Collected data entries:
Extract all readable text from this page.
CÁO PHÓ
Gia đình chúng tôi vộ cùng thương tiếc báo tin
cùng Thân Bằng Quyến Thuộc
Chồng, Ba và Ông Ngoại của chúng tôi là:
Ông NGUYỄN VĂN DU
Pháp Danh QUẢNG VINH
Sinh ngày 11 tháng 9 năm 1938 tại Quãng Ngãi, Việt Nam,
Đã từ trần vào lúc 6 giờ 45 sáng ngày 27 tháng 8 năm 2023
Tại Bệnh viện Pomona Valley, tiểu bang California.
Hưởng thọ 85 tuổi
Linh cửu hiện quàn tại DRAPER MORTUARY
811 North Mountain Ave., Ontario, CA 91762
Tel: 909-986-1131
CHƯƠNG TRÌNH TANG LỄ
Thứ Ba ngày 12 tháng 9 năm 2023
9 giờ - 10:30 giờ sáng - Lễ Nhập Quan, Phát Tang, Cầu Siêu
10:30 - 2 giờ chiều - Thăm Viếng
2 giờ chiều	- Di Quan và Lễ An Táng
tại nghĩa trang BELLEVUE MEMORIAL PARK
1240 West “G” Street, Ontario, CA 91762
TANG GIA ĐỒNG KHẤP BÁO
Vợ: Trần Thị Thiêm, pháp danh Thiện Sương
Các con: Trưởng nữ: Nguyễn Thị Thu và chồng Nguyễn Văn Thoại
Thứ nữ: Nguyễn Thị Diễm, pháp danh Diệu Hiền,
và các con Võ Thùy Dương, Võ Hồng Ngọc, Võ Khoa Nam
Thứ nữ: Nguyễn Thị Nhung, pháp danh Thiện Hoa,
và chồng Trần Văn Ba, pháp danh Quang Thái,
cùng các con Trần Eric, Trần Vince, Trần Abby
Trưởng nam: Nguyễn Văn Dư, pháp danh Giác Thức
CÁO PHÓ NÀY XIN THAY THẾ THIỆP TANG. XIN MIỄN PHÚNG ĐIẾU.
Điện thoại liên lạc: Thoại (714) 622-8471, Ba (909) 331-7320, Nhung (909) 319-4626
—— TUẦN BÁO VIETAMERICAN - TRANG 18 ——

Directions
In full and verbatim, repeat the records given above.

Solution
Extract all readable text from this page.
CÁO PHÓ
Gia đình chúng tôi vộ cùng thương tiếc báo tin
cùng Thân Bằng Quyến Thuộc
Chồng, Ba và Ông Ngoại của chúng tôi là:
Ông NGUYỄN VĂN DU
Pháp Danh QUẢNG VINH
Sinh ngày 11 tháng 9 năm 1938 tại Quãng Ngãi, Việt Nam,
Đã từ trần vào lúc 6 giờ 45 sáng ngày 27 tháng 8 năm 2023
Tại Bệnh viện Pomona Valley, tiểu bang California.
Hưởng thọ 85 tuổi
Linh cửu hiện quàn tại DRAPER MORTUARY
811 North Mountain Ave., Ontario, CA 91762
Tel: 909-986-1131
CHƯƠNG TRÌNH TANG LỄ
Thứ Ba ngày 12 tháng 9 năm 2023
9 giờ - 10:30 giờ sáng - Lễ Nhập Quan, Phát Tang, Cầu Siêu
10:30 - 2 giờ chiều - Thăm Viếng
2 giờ chiều	- Di Quan và Lễ An Táng
tại nghĩa trang BELLEVUE MEMORIAL PARK
1240 West “G” Street, Ontario, CA 91762
TANG GIA ĐỒNG KHẤP BÁO
Vợ: Trần Thị Thiêm, pháp danh Thiện Sương
Các con: Trưởng nữ: Nguyễn Thị Thu và chồng Nguyễn Văn Thoại
Thứ nữ: Nguyễn Thị Diễm, pháp danh Diệu Hiền,
và các con Võ Thùy Dương, Võ Hồng Ngọc, Võ Khoa Nam
Thứ nữ: Nguyễn Thị Nhung, pháp danh Thiện Hoa,
và chồng Trần Văn Ba, pháp danh Quang Thái,
cùng các con Trần Eric, Trần Vince, Trần Abby
Trưởng nam: Nguyễn Văn Dư, pháp danh Giác Thức
CÁO PHÓ NÀY XIN THAY THẾ THIỆP TANG. XIN MIỄN PHÚNG ĐIẾU.
Điện thoại liên lạc: Thoại (714) 622-8471, Ba (909) 331-7320, Nhung (909) 319-4626
—— TUẦN BÁO VIETAMERICAN - TRANG 18 ——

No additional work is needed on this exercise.